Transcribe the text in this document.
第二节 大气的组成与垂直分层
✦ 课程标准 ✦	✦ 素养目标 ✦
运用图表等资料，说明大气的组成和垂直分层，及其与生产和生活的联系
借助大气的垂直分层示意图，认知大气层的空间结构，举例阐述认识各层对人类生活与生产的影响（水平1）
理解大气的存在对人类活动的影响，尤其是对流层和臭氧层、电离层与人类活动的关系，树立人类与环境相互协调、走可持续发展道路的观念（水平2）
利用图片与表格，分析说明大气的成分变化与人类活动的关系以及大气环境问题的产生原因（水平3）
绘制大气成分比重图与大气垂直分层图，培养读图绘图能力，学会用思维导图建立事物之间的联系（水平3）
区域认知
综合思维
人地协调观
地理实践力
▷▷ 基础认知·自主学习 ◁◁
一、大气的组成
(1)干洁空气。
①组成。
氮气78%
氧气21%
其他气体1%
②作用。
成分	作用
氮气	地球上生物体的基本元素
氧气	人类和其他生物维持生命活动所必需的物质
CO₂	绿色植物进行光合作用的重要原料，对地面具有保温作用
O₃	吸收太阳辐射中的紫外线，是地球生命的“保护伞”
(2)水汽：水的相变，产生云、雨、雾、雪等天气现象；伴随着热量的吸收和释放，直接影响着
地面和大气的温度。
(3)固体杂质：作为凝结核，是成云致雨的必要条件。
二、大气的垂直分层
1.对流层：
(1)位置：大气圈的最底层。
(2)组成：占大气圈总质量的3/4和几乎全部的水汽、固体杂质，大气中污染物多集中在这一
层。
_____
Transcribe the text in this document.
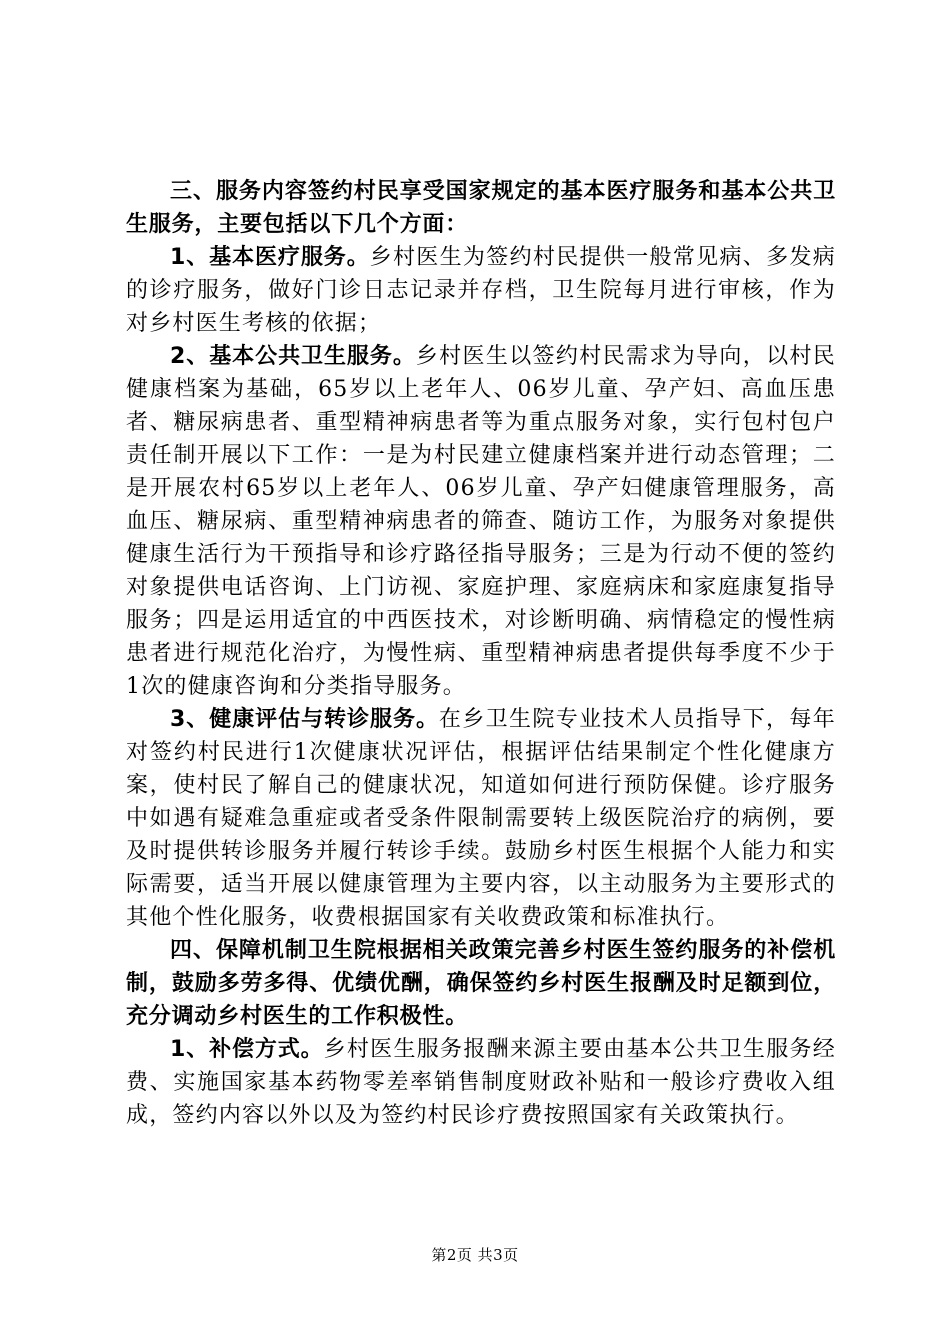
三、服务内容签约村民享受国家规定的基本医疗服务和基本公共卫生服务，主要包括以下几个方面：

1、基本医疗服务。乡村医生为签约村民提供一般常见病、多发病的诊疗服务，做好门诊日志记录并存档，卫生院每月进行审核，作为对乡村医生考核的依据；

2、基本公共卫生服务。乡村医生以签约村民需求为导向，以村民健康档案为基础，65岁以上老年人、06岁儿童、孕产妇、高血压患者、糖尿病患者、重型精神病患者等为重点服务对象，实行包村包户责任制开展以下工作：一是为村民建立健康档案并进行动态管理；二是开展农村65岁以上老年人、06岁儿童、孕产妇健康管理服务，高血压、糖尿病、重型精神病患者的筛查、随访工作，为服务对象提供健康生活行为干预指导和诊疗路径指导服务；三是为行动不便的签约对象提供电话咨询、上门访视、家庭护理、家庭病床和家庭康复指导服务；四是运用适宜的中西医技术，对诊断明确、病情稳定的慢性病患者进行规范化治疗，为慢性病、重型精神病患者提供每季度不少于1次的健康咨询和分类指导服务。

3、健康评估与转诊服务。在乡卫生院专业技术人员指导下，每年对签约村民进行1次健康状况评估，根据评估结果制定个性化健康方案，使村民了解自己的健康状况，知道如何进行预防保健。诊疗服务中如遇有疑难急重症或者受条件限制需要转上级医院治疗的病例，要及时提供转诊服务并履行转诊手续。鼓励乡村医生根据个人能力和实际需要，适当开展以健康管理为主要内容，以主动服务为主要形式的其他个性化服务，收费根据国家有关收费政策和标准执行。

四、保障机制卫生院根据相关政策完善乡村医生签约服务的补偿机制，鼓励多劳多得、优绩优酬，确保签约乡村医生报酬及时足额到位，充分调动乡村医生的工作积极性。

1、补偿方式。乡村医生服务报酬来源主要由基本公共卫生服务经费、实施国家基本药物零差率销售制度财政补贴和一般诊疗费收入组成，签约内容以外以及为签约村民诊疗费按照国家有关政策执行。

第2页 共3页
_____
## THE TASK
Pick out the lines that have the word "固体杂质". Copy them all.

## TASK RESPONSE
(3)固体杂质：作为凝结核，是成云致雨的必要条件。
(2)组成：占大气圈总质量的3/4和几乎全部的水汽、固体杂质，大气中污染物多集中在这一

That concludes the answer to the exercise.